**CHALLENGE**
Repeat the records below exactly as they appear.

_ _ _ _ _ _ _

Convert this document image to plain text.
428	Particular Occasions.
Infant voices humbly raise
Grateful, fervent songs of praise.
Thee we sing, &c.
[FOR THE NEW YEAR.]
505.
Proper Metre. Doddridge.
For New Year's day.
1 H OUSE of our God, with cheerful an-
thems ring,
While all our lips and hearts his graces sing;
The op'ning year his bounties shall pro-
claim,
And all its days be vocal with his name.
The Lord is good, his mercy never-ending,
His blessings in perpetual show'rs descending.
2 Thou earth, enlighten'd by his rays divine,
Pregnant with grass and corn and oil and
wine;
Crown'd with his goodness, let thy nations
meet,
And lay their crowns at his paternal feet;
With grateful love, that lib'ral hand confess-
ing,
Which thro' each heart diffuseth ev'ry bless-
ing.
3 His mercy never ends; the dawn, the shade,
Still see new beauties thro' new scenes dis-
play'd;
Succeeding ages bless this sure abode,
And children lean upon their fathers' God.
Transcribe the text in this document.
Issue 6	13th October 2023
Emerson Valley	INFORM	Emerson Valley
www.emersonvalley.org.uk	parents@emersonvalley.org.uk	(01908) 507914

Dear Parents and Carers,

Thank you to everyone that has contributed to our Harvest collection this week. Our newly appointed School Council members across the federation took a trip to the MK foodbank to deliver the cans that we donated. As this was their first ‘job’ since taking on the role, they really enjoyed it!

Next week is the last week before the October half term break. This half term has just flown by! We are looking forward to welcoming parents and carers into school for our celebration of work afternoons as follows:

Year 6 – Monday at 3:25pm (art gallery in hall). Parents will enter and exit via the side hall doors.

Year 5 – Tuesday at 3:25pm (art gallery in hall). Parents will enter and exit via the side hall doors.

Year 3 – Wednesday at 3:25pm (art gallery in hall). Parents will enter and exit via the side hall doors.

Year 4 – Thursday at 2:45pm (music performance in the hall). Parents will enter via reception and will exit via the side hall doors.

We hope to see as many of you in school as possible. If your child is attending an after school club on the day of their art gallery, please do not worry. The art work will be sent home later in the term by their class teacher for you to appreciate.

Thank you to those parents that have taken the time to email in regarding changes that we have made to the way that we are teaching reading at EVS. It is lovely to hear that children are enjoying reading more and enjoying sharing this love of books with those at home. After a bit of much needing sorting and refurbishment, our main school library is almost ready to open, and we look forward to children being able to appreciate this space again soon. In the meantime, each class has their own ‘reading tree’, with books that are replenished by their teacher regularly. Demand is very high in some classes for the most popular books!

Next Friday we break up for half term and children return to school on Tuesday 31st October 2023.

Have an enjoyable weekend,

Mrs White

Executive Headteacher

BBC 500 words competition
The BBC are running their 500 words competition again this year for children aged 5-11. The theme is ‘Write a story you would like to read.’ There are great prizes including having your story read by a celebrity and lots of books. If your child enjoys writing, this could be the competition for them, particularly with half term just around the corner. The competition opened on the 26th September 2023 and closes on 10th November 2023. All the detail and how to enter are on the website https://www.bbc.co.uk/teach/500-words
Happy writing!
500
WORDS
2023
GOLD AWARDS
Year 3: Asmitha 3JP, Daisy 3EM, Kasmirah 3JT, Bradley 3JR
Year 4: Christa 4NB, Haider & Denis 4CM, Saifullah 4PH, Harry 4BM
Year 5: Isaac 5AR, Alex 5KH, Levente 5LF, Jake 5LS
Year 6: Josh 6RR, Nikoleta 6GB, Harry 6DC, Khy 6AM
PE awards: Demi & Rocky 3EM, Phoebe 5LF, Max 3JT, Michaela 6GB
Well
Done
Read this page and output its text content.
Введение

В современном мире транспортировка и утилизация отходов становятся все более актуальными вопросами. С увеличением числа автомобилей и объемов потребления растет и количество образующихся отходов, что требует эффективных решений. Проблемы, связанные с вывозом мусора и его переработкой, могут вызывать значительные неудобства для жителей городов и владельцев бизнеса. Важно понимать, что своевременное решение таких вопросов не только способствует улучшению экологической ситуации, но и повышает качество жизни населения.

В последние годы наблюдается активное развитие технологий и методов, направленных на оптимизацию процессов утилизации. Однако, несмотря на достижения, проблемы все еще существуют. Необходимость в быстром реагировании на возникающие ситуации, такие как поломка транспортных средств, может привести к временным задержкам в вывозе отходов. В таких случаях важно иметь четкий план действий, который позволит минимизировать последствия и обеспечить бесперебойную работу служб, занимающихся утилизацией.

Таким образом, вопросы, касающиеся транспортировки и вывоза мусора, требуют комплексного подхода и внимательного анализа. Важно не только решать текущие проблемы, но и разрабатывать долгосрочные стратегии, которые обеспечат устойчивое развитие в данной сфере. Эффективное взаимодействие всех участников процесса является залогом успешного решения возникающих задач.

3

_ _ _ _ _ _ _

**ANSWER TO THE PROBLEM**
Convert this document image to plain text.
428	Particular Occasions.
Infant voices humbly raise
Grateful, fervent songs of praise.
Thee we sing, &c.
[FOR THE NEW YEAR.]
505.
Proper Metre. Doddridge.
For New Year's day.
1 H OUSE of our God, with cheerful an-
thems ring,
While all our lips and hearts his graces sing;
The op'ning year his bounties shall pro-
claim,
And all its days be vocal with his name.
The Lord is good, his mercy never-ending,
His blessings in perpetual show'rs descending.
2 Thou earth, enlighten'd by his rays divine,
Pregnant with grass and corn and oil and
wine;
Crown'd with his goodness, let thy nations
meet,
And lay their crowns at his paternal feet;
With grateful love, that lib'ral hand confess-
ing,
Which thro' each heart diffuseth ev'ry bless-
ing.
3 His mercy never ends; the dawn, the shade,
Still see new beauties thro' new scenes dis-
play'd;
Succeeding ages bless this sure abode,
And children lean upon their fathers' God.
Transcribe the text in this document.
Issue 6	13th October 2023
Emerson Valley	INFORM	Emerson Valley
www.emersonvalley.org.uk	parents@emersonvalley.org.uk	(01908) 507914

Dear Parents and Carers,

Thank you to everyone that has contributed to our Harvest collection this week. Our newly appointed School Council members across the federation took a trip to the MK foodbank to deliver the cans that we donated. As this was their first ‘job’ since taking on the role, they really enjoyed it!

Next week is the last week before the October half term break. This half term has just flown by! We are looking forward to welcoming parents and carers into school for our celebration of work afternoons as follows:

Year 6 – Monday at 3:25pm (art gallery in hall). Parents will enter and exit via the side hall doors.

Year 5 – Tuesday at 3:25pm (art gallery in hall). Parents will enter and exit via the side hall doors.

Year 3 – Wednesday at 3:25pm (art gallery in hall). Parents will enter and exit via the side hall doors.

Year 4 – Thursday at 2:45pm (music performance in the hall). Parents will enter via reception and will exit via the side hall doors.

We hope to see as many of you in school as possible. If your child is attending an after school club on the day of their art gallery, please do not worry. The art work will be sent home later in the term by their class teacher for you to appreciate.

Thank you to those parents that have taken the time to email in regarding changes that we have made to the way that we are teaching reading at EVS. It is lovely to hear that children are enjoying reading more and enjoying sharing this love of books with those at home. After a bit of much needing sorting and refurbishment, our main school library is almost ready to open, and we look forward to children being able to appreciate this space again soon. In the meantime, each class has their own ‘reading tree’, with books that are replenished by their teacher regularly. Demand is very high in some classes for the most popular books!

Next Friday we break up for half term and children return to school on Tuesday 31st October 2023.

Have an enjoyable weekend,

Mrs White

Executive Headteacher

BBC 500 words competition
The BBC are running their 500 words competition again this year for children aged 5-11. The theme is ‘Write a story you would like to read.’ There are great prizes including having your story read by a celebrity and lots of books. If your child enjoys writing, this could be the competition for them, particularly with half term just around the corner. The competition opened on the 26th September 2023 and closes on 10th November 2023. All the detail and how to enter are on the website https://www.bbc.co.uk/teach/500-words
Happy writing!
500
WORDS
2023
GOLD AWARDS
Year 3: Asmitha 3JP, Daisy 3EM, Kasmirah 3JT, Bradley 3JR
Year 4: Christa 4NB, Haider & Denis 4CM, Saifullah 4PH, Harry 4BM
Year 5: Isaac 5AR, Alex 5KH, Levente 5LF, Jake 5LS
Year 6: Josh 6RR, Nikoleta 6GB, Harry 6DC, Khy 6AM
PE awards: Demi & Rocky 3EM, Phoebe 5LF, Max 3JT, Michaela 6GB
Well
Done
Read this page and output its text content.
Введение

В современном мире транспортировка и утилизация отходов становятся все более актуальными вопросами. С увеличением числа автомобилей и объемов потребления растет и количество образующихся отходов, что требует эффективных решений. Проблемы, связанные с вывозом мусора и его переработкой, могут вызывать значительные неудобства для жителей городов и владельцев бизнеса. Важно понимать, что своевременное решение таких вопросов не только способствует улучшению экологической ситуации, но и повышает качество жизни населения.

В последние годы наблюдается активное развитие технологий и методов, направленных на оптимизацию процессов утилизации. Однако, несмотря на достижения, проблемы все еще существуют. Необходимость в быстром реагировании на возникающие ситуации, такие как поломка транспортных средств, может привести к временным задержкам в вывозе отходов. В таких случаях важно иметь четкий план действий, который позволит минимизировать последствия и обеспечить бесперебойную работу служб, занимающихся утилизацией.

Таким образом, вопросы, касающиеся транспортировки и вывоза мусора, требуют комплексного подхода и внимательного анализа. Важно не только решать текущие проблемы, но и разрабатывать долгосрочные стратегии, которые обеспечат устойчивое развитие в данной сфере. Эффективное взаимодействие всех участников процесса является залогом успешного решения возникающих задач.

3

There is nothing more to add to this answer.